* start Input records *

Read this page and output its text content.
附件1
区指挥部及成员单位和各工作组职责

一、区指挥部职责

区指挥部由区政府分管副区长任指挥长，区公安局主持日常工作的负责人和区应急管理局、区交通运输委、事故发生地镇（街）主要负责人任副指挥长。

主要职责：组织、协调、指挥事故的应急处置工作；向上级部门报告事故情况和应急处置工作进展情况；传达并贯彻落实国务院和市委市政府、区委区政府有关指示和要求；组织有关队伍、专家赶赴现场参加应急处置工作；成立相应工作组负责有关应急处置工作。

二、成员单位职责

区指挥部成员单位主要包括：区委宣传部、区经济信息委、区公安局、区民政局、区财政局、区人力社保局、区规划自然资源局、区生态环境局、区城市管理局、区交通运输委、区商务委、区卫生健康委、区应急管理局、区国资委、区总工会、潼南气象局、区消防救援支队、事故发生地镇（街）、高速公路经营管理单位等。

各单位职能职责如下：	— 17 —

* end Input records *

Write the whole listing out again. Keep every line exactly as it is.

Task output:
Read this page and output its text content.
附件1
区指挥部及成员单位和各工作组职责

一、区指挥部职责

区指挥部由区政府分管副区长任指挥长，区公安局主持日常工作的负责人和区应急管理局、区交通运输委、事故发生地镇（街）主要负责人任副指挥长。

主要职责：组织、协调、指挥事故的应急处置工作；向上级部门报告事故情况和应急处置工作进展情况；传达并贯彻落实国务院和市委市政府、区委区政府有关指示和要求；组织有关队伍、专家赶赴现场参加应急处置工作；成立相应工作组负责有关应急处置工作。

二、成员单位职责

区指挥部成员单位主要包括：区委宣传部、区经济信息委、区公安局、区民政局、区财政局、区人力社保局、区规划自然资源局、区生态环境局、区城市管理局、区交通运输委、区商务委、区卫生健康委、区应急管理局、区国资委、区总工会、潼南气象局、区消防救援支队、事故发生地镇（街）、高速公路经营管理单位等。

各单位职能职责如下：	— 17 —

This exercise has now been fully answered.